● **Direction**: Extract the full listing verbatim and drop any pictures from your copy.

● **Listing**:
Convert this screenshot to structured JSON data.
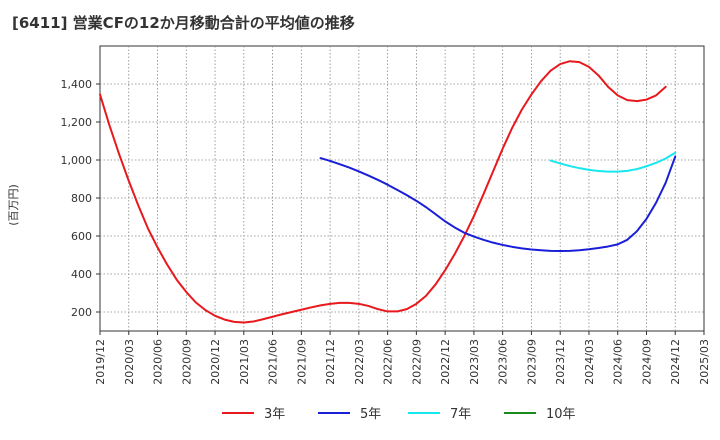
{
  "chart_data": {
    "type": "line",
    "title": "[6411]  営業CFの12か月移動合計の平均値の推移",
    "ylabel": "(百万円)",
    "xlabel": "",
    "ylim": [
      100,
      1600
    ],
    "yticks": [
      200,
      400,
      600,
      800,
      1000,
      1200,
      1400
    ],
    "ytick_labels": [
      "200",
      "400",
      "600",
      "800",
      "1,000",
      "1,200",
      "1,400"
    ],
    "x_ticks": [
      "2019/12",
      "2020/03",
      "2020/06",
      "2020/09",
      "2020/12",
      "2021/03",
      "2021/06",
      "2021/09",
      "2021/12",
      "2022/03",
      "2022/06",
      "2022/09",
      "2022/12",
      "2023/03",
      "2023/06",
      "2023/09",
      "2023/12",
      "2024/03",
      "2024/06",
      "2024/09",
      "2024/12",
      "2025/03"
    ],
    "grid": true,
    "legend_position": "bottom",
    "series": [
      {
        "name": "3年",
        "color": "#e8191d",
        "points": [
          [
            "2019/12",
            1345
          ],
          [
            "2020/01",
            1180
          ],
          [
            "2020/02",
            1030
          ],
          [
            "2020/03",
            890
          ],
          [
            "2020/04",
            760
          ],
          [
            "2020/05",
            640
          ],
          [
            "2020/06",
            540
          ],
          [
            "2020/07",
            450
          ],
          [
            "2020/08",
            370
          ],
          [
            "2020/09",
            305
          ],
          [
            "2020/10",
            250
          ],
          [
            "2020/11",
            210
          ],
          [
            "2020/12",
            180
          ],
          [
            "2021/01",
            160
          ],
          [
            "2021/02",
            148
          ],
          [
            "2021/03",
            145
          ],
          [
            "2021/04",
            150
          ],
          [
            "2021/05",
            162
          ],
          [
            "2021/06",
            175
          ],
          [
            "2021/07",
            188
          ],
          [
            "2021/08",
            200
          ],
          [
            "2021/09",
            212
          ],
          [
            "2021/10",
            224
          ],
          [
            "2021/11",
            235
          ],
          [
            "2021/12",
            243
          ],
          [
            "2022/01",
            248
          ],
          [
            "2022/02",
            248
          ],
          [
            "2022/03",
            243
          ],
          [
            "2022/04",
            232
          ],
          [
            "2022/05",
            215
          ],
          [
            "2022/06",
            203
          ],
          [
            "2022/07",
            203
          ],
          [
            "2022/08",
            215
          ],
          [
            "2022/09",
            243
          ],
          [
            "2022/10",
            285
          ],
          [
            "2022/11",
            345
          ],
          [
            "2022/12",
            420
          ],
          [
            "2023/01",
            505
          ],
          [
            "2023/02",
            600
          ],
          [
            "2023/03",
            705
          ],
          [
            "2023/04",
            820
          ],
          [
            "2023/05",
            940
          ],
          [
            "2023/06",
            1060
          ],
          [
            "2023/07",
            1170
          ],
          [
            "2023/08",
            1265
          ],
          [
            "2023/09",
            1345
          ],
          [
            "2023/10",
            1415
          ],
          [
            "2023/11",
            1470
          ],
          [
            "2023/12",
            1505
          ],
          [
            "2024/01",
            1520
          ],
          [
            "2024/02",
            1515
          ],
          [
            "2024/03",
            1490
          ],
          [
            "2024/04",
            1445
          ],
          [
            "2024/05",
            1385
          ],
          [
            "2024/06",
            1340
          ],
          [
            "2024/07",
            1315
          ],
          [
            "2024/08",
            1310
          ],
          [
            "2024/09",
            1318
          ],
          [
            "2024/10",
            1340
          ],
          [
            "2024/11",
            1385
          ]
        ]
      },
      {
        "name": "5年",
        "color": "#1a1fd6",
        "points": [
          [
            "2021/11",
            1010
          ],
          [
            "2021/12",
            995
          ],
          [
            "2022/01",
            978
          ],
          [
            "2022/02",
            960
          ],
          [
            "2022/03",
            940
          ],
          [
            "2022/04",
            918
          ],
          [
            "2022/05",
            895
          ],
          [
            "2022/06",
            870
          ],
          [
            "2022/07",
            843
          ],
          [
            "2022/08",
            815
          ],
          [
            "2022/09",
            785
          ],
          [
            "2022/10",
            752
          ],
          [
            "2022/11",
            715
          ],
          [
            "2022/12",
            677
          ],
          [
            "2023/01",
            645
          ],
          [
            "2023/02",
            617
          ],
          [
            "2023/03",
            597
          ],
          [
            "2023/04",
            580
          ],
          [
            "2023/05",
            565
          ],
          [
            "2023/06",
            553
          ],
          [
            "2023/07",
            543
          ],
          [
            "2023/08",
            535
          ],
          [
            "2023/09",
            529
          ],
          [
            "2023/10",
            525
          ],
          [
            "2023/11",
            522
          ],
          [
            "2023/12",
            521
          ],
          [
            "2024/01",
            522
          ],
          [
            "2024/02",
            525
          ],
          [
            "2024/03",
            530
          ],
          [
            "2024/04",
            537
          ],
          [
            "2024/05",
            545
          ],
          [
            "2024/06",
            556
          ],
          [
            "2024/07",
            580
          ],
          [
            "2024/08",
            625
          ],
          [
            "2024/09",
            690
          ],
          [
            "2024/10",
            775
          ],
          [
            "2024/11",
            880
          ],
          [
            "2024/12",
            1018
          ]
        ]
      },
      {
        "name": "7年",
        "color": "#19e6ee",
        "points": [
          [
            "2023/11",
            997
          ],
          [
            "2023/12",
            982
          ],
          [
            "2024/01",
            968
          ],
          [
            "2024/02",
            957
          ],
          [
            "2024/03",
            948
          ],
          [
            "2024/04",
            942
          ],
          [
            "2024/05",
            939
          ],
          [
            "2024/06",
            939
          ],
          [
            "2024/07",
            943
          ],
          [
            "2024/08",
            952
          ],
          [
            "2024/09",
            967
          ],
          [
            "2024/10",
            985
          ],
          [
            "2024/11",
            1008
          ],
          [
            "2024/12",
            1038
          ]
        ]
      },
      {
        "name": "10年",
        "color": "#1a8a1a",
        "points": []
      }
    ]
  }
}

● **Full response**:
Convert this screenshot to structured JSON data.
{
  "chart_data": {
    "type": "line",
    "title": "[6411]  営業CFの12か月移動合計の平均値の推移",
    "ylabel": "(百万円)",
    "xlabel": "",
    "ylim": [
      100,
      1600
    ],
    "yticks": [
      200,
      400,
      600,
      800,
      1000,
      1200,
      1400
    ],
    "ytick_labels": [
      "200",
      "400",
      "600",
      "800",
      "1,000",
      "1,200",
      "1,400"
    ],
    "x_ticks": [
      "2019/12",
      "2020/03",
      "2020/06",
      "2020/09",
      "2020/12",
      "2021/03",
      "2021/06",
      "2021/09",
      "2021/12",
      "2022/03",
      "2022/06",
      "2022/09",
      "2022/12",
      "2023/03",
      "2023/06",
      "2023/09",
      "2023/12",
      "2024/03",
      "2024/06",
      "2024/09",
      "2024/12",
      "2025/03"
    ],
    "grid": true,
    "legend_position": "bottom",
    "series": [
      {
        "name": "3年",
        "color": "#e8191d",
        "points": [
          [
            "2019/12",
            1345
          ],
          [
            "2020/01",
            1180
          ],
          [
            "2020/02",
            1030
          ],
          [
            "2020/03",
            890
          ],
          [
            "2020/04",
            760
          ],
          [
            "2020/05",
            640
          ],
          [
            "2020/06",
            540
          ],
          [
            "2020/07",
            450
          ],
          [
            "2020/08",
            370
          ],
          [
            "2020/09",
            305
          ],
          [
            "2020/10",
            250
          ],
          [
            "2020/11",
            210
          ],
          [
            "2020/12",
            180
          ],
          [
            "2021/01",
            160
          ],
          [
            "2021/02",
            148
          ],
          [
            "2021/03",
            145
          ],
          [
            "2021/04",
            150
          ],
          [
            "2021/05",
            162
          ],
          [
            "2021/06",
            175
          ],
          [
            "2021/07",
            188
          ],
          [
            "2021/08",
            200
          ],
          [
            "2021/09",
            212
          ],
          [
            "2021/10",
            224
          ],
          [
            "2021/11",
            235
          ],
          [
            "2021/12",
            243
          ],
          [
            "2022/01",
            248
          ],
          [
            "2022/02",
            248
          ],
          [
            "2022/03",
            243
          ],
          [
            "2022/04",
            232
          ],
          [
            "2022/05",
            215
          ],
          [
            "2022/06",
            203
          ],
          [
            "2022/07",
            203
          ],
          [
            "2022/08",
            215
          ],
          [
            "2022/09",
            243
          ],
          [
            "2022/10",
            285
          ],
          [
            "2022/11",
            345
          ],
          [
            "2022/12",
            420
          ],
          [
            "2023/01",
            505
          ],
          [
            "2023/02",
            600
          ],
          [
            "2023/03",
            705
          ],
          [
            "2023/04",
            820
          ],
          [
            "2023/05",
            940
          ],
          [
            "2023/06",
            1060
          ],
          [
            "2023/07",
            1170
          ],
          [
            "2023/08",
            1265
          ],
          [
            "2023/09",
            1345
          ],
          [
            "2023/10",
            1415
          ],
          [
            "2023/11",
            1470
          ],
          [
            "2023/12",
            1505
          ],
          [
            "2024/01",
            1520
          ],
          [
            "2024/02",
            1515
          ],
          [
            "2024/03",
            1490
          ],
          [
            "2024/04",
            1445
          ],
          [
            "2024/05",
            1385
          ],
          [
            "2024/06",
            1340
          ],
          [
            "2024/07",
            1315
          ],
          [
            "2024/08",
            1310
          ],
          [
            "2024/09",
            1318
          ],
          [
            "2024/10",
            1340
          ],
          [
            "2024/11",
            1385
          ]
        ]
      },
      {
        "name": "5年",
        "color": "#1a1fd6",
        "points": [
          [
            "2021/11",
            1010
          ],
          [
            "2021/12",
            995
          ],
          [
            "2022/01",
            978
          ],
          [
            "2022/02",
            960
          ],
          [
            "2022/03",
            940
          ],
          [
            "2022/04",
            918
          ],
          [
            "2022/05",
            895
          ],
          [
            "2022/06",
            870
          ],
          [
            "2022/07",
            843
          ],
          [
            "2022/08",
            815
          ],
          [
            "2022/09",
            785
          ],
          [
            "2022/10",
            752
          ],
          [
            "2022/11",
            715
          ],
          [
            "2022/12",
            677
          ],
          [
            "2023/01",
            645
          ],
          [
            "2023/02",
            617
          ],
          [
            "2023/03",
            597
          ],
          [
            "2023/04",
            580
          ],
          [
            "2023/05",
            565
          ],
          [
            "2023/06",
            553
          ],
          [
            "2023/07",
            543
          ],
          [
            "2023/08",
            535
          ],
          [
            "2023/09",
            529
          ],
          [
            "2023/10",
            525
          ],
          [
            "2023/11",
            522
          ],
          [
            "2023/12",
            521
          ],
          [
            "2024/01",
            522
          ],
          [
            "2024/02",
            525
          ],
          [
            "2024/03",
            530
          ],
          [
            "2024/04",
            537
          ],
          [
            "2024/05",
            545
          ],
          [
            "2024/06",
            556
          ],
          [
            "2024/07",
            580
          ],
          [
            "2024/08",
            625
          ],
          [
            "2024/09",
            690
          ],
          [
            "2024/10",
            775
          ],
          [
            "2024/11",
            880
          ],
          [
            "2024/12",
            1018
          ]
        ]
      },
      {
        "name": "7年",
        "color": "#19e6ee",
        "points": [
          [
            "2023/11",
            997
          ],
          [
            "2023/12",
            982
          ],
          [
            "2024/01",
            968
          ],
          [
            "2024/02",
            957
          ],
          [
            "2024/03",
            948
          ],
          [
            "2024/04",
            942
          ],
          [
            "2024/05",
            939
          ],
          [
            "2024/06",
            939
          ],
          [
            "2024/07",
            943
          ],
          [
            "2024/08",
            952
          ],
          [
            "2024/09",
            967
          ],
          [
            "2024/10",
            985
          ],
          [
            "2024/11",
            1008
          ],
          [
            "2024/12",
            1038
          ]
        ]
      },
      {
        "name": "10年",
        "color": "#1a8a1a",
        "points": []
      }
    ]
  }
}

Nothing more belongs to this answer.